* **What you are asked to do**: Find each line with the string "stavby" and report it.

* **Data for this task**:
^^^^^^^^^^^^^^^^
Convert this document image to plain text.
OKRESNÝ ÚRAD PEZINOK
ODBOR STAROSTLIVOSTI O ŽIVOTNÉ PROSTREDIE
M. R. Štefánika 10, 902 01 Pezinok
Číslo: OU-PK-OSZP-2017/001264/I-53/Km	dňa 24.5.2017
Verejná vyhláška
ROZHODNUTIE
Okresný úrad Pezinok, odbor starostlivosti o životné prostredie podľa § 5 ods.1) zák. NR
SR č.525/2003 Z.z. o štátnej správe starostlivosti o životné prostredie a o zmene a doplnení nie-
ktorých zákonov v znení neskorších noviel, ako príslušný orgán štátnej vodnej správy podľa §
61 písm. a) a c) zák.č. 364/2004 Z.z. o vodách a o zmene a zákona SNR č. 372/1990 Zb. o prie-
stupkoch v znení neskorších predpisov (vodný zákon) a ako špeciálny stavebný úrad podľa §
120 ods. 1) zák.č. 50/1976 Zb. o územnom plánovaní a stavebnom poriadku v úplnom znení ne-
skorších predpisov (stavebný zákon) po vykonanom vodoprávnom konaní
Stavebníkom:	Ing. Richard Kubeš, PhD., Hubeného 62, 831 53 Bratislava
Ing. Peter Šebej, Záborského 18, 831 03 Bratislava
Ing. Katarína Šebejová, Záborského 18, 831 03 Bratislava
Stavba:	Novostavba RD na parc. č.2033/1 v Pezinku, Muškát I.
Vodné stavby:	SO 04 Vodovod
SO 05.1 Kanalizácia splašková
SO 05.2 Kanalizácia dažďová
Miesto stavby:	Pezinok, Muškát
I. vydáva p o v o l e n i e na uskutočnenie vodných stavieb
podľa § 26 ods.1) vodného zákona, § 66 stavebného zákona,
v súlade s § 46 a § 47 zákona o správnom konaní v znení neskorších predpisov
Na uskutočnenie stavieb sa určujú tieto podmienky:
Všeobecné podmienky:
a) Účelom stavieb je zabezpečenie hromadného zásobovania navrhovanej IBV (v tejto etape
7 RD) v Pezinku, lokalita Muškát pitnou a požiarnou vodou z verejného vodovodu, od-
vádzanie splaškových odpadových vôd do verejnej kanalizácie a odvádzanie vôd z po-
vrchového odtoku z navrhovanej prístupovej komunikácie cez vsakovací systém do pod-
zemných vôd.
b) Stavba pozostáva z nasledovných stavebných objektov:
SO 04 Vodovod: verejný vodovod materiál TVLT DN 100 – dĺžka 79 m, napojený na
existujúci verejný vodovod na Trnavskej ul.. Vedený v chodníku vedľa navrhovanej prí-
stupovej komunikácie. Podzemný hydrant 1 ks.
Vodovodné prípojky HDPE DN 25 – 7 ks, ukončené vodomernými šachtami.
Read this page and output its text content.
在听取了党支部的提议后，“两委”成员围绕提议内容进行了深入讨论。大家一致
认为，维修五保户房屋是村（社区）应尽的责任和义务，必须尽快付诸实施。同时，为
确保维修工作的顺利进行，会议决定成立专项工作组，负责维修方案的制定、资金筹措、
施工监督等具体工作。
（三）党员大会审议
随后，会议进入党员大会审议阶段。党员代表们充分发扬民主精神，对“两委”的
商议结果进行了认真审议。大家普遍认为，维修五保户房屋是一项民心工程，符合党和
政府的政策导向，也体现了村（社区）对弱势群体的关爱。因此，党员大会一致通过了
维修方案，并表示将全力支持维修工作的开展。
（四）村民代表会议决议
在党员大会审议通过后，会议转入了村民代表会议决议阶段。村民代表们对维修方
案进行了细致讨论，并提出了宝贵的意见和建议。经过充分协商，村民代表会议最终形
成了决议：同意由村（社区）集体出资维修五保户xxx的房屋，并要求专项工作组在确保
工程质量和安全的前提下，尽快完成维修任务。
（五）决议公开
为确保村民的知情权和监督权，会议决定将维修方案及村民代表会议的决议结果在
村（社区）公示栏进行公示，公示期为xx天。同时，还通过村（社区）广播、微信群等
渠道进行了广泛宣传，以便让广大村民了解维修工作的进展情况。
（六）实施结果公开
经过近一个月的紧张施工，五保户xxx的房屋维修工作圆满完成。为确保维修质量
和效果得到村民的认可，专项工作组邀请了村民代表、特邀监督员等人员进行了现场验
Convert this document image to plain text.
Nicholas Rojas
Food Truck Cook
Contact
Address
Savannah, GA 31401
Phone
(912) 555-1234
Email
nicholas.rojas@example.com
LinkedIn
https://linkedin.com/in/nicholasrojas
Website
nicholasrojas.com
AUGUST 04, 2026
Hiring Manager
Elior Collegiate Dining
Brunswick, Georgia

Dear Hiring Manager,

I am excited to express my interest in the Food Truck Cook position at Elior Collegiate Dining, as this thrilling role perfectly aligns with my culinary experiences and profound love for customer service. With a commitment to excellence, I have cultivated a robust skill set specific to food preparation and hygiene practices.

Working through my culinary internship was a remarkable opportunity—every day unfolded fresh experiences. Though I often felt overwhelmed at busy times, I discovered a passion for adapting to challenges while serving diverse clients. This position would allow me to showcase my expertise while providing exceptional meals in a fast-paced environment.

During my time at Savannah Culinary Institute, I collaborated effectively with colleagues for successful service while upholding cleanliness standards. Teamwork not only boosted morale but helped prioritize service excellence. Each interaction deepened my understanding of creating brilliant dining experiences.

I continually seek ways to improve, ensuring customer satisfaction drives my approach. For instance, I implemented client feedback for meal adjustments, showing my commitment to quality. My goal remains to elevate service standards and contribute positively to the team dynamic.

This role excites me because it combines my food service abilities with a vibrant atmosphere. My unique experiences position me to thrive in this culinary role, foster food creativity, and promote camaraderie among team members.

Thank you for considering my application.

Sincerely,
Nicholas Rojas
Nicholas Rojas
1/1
^^^^^^^^^^^^^^^^
* **Result**:
Vodné stavby:	SO 04 Vodovod
Miesto stavby:	Pezinok, Muškát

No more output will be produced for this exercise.